Tasks to perform:
A – Please list, in order, the steps that the channel logo thread's post beginning "floating on emule" gives for getting the logos back onto the TiVo.
B – Pick up the channel logo thread right after its final post and write what comes next.

Excerpted passage:

## Begin

# Channel LOGO's



## taboo80 (Jan 29, 2003)

I have 2 series 1 SAT-T60's both have 3.5 loaded. I did a "clear and delete everything" on one unit and lost the logos. Heres my question:

Are the slice files still there and the links are gone. If they are there is there a script I can use to restore them. If they are gone can they be copied from one unit to the other and linked. 

Taboo


----------



## taboo80 (Jan 29, 2003)

Any takers...........


----------



## Gunnyman (Jul 10, 2003)

if you did a C&D they're gone a C&D rebuilds the MFS partition and database and that's where that stuff lives..
You'll have to ftp the slices back and dbload them again.


----------



## taboo80 (Jan 29, 2003)

Thats what I have been trying to find out.......where are they located and how do you do a dbload?


----------



## Gunnyman (Jul 10, 2003)

floating on emule somewhere is a 67-logo.slice file
or somesuch.
download the logo slice then ftp it to tivo
then from bash do dbload filename from the directory the slice file was uploaded to.


----------



## taboo80 (Jan 29, 2003)

can i get it off my good working box and would you know where its located.

## End

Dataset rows
## Begin

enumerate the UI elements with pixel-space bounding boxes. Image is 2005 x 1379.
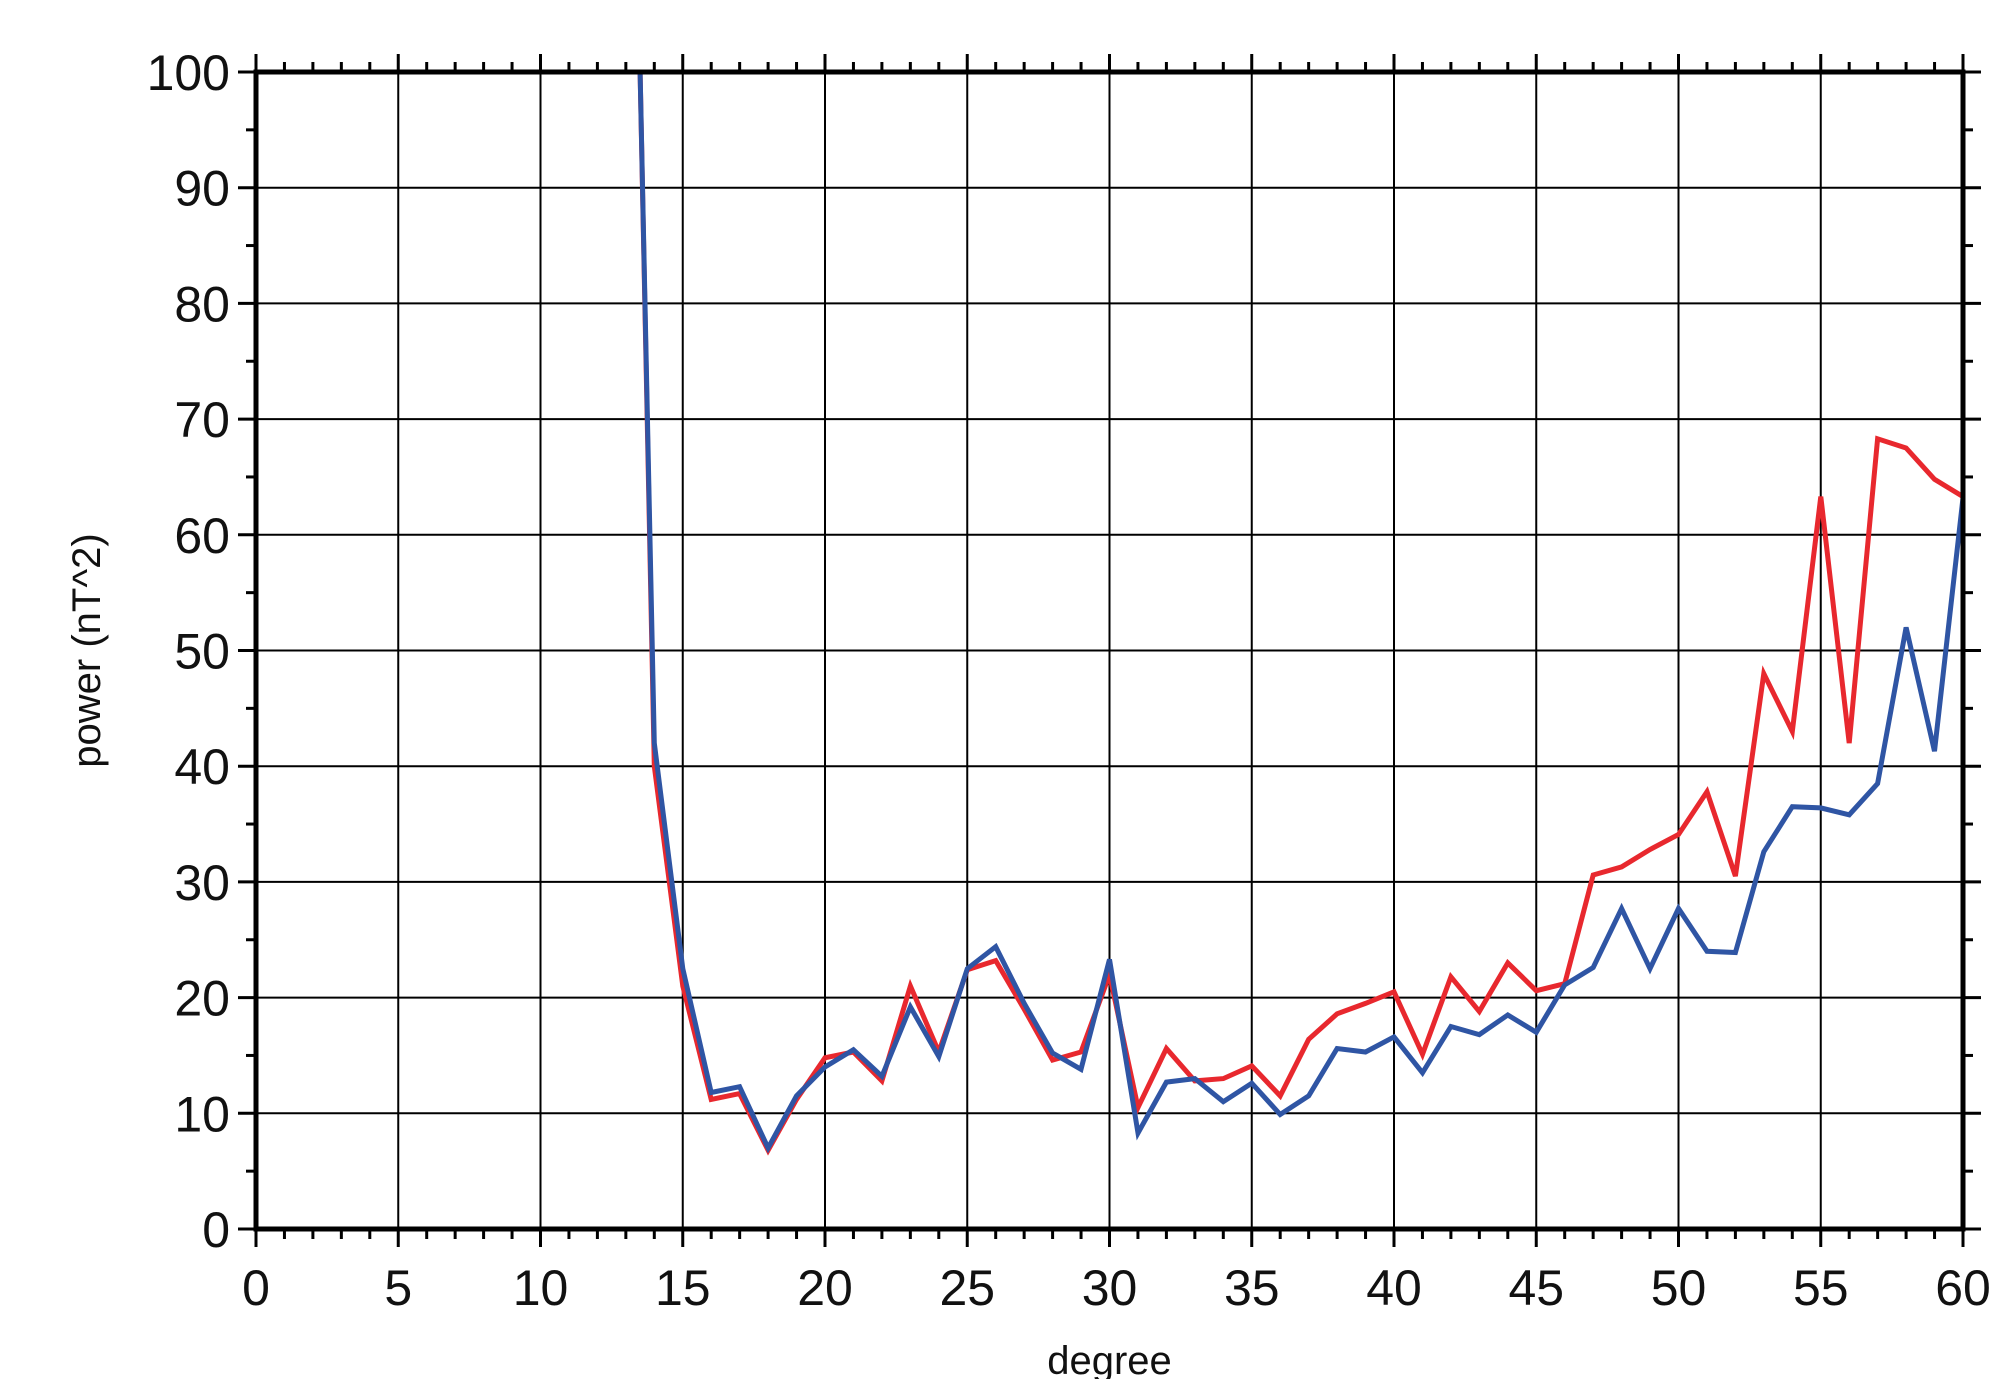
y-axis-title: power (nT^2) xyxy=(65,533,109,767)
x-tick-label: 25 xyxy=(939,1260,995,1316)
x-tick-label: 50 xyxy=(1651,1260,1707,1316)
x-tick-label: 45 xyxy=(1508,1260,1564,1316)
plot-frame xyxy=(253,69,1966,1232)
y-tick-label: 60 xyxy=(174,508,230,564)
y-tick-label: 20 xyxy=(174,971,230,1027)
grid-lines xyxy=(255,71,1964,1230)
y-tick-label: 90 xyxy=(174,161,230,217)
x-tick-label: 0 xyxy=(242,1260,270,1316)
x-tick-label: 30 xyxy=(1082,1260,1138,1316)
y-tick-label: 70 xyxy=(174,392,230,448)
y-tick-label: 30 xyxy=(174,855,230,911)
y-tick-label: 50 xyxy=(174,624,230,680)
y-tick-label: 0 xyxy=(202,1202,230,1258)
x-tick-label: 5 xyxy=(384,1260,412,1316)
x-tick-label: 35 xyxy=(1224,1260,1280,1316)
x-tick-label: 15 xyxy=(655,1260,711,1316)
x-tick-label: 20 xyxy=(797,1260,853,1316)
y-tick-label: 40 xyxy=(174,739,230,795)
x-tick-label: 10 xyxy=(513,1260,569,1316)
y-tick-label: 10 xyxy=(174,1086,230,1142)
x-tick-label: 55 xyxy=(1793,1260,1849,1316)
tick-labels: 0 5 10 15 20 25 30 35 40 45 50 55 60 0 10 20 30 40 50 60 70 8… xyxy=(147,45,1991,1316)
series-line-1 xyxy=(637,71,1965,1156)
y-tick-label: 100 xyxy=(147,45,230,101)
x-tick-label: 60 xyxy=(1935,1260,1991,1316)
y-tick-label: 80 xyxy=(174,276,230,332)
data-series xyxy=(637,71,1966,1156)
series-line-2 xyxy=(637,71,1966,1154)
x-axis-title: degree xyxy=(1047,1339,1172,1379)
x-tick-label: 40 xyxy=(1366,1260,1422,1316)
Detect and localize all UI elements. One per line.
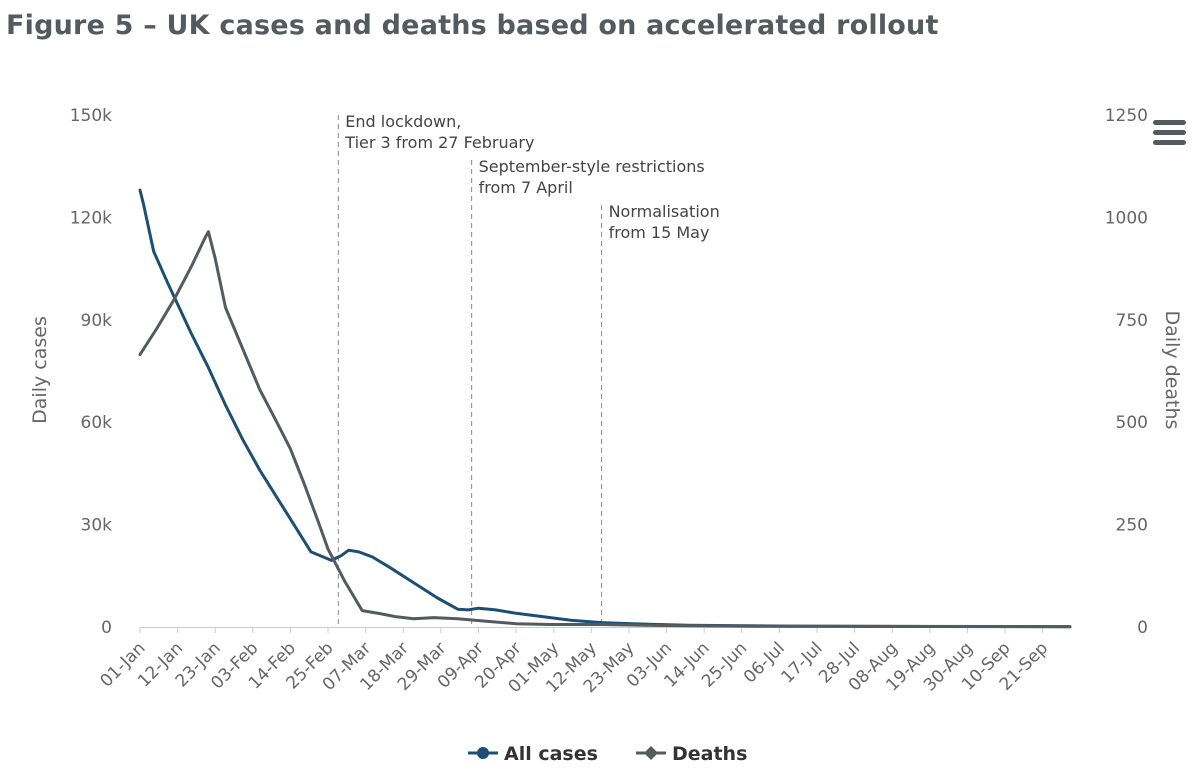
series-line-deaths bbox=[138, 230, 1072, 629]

## End

Results for each task:
A –
1. Download the logo slice file (a 67-logo.slice file or similar, found on emule).
2. FTP it to the TiVo.
3. From bash, run dbload with the filename, from the directory the slice file was uploaded to.

B –
----------



## Gunnyman (Jul 10, 2003)

nope they aren't exportable as far as I know


----------



## taboo80 (Jan 29, 2003)

One last question.....what directory do they need to be in or will the dbload take care of that??

Taboo


----------



## Gunnyman (Jul 10, 2003)

dbload puts the logos where they need to go


----------



## PortlandPaw (Jan 11, 2004)

Look at this link for the definitive answer.


----------



## Gunnyman (Jul 10, 2003)

good call P Paw. I forgot that Russ included logos in that script. :up: :up:


----------



## taboo80 (Jan 29, 2003)

Thanks.................this works great.

Taboo


----------



## l2bengtrek (May 31, 2006)

Hey guys,

Lets pretend I have the faintest idea what the process is....but I need to restore the channel logos in my DSR708....who wants to be brave and tell me how this can be done....I'm a beginner so be gentle!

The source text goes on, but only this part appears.